Start

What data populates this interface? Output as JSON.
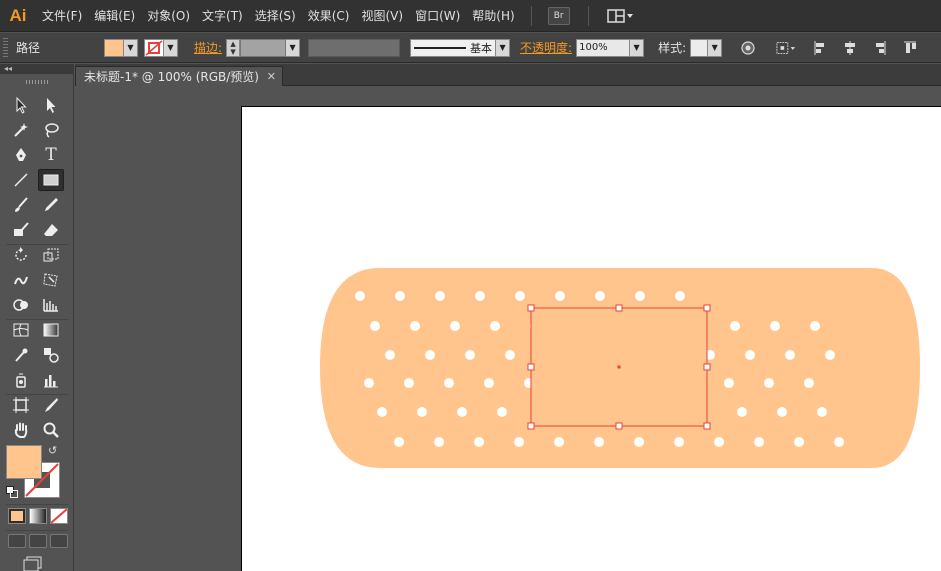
{
  "app": {
    "logo": "Ai"
  },
  "menu": {
    "items": [
      "文件(F)",
      "编辑(E)",
      "对象(O)",
      "文字(T)",
      "选择(S)",
      "效果(C)",
      "视图(V)",
      "窗口(W)",
      "帮助(H)"
    ],
    "bridge_label": "Br"
  },
  "control": {
    "selection_type": "路径",
    "stroke_label": "描边:",
    "stroke_profile_label": "基本",
    "opacity_label": "不透明度:",
    "opacity_value": "100%",
    "style_label": "样式:"
  },
  "tools": {
    "collapse_glyph": "◂◂"
  },
  "document": {
    "tab_title": "未标题-1* @ 100% (RGB/预览)",
    "close_glyph": "✕"
  },
  "colors": {
    "fill": "#ffc58c",
    "selection": "#e8403a",
    "accent": "#f29a22",
    "artboard": "#ffffff"
  },
  "artwork": {
    "shape": "bandage",
    "hole_rows": [
      9,
      12,
      12,
      12,
      12,
      12
    ],
    "selected_object": "rectangle"
  }
}
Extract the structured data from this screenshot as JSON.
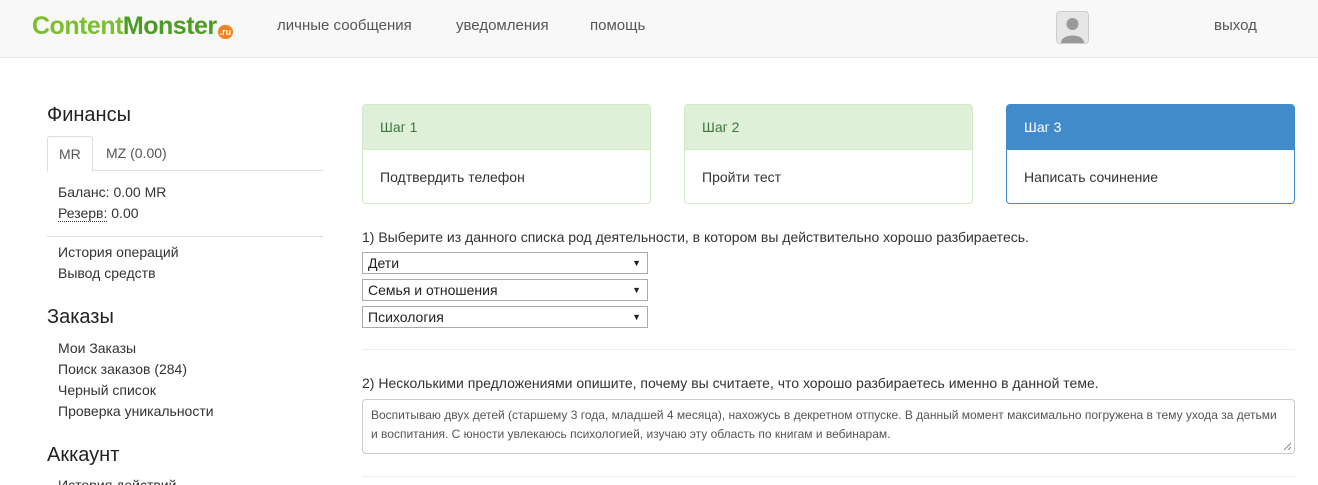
{
  "header": {
    "logo": {
      "part1": "Content",
      "part2": "Monster",
      "badge": ".ru"
    },
    "nav": [
      "личные сообщения",
      "уведомления",
      "помощь"
    ],
    "avatar_icon": "user-avatar-icon",
    "logout": "выход"
  },
  "sidebar": {
    "finance": {
      "title": "Финансы",
      "tabs": [
        "MR",
        "MZ (0.00)"
      ],
      "balance": "Баланс: 0.00 MR",
      "reserve_label": "Резерв:",
      "reserve_value": " 0.00",
      "links": [
        "История операций",
        "Вывод средств"
      ]
    },
    "orders": {
      "title": "Заказы",
      "links": [
        "Мои Заказы",
        "Поиск заказов (284)",
        "Черный список",
        "Проверка уникальности"
      ]
    },
    "account": {
      "title": "Аккаунт",
      "links": [
        "История действий"
      ]
    }
  },
  "steps": [
    {
      "title": "Шаг 1",
      "text": "Подтвердить телефон"
    },
    {
      "title": "Шаг 2",
      "text": "Пройти тест"
    },
    {
      "title": "Шаг 3",
      "text": "Написать сочинение"
    }
  ],
  "form": {
    "q1": "1) Выберите из данного списка род деятельности, в котором вы действительно хорошо разбираетесь.",
    "selects": [
      "Дети",
      "Семья и отношения",
      "Психология"
    ],
    "q2": "2) Несколькими предложениями опишите, почему вы считаете, что хорошо разбираетесь именно в данной теме.",
    "answer": "Воспитываю двух детей (старшему 3 года, младшей 4 месяца), нахожусь в декретном отпуске. В данный момент максимально погружена в тему ухода за детьми и воспитания. С юности увлекаюсь психологией, изучаю эту область по книгам и вебинарам."
  },
  "colors": {
    "step_done_bg": "#dff0d8",
    "step_done_text": "#3c763d",
    "step_active_bg": "#428bca",
    "logo_green_light": "#7cbf2e",
    "logo_green_dark": "#4b9d22",
    "logo_badge": "#f58220"
  }
}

End

→ Instruction
Going through the data, tally the lines containing "JSON" and report only the result.

→ Solution to the exercise
2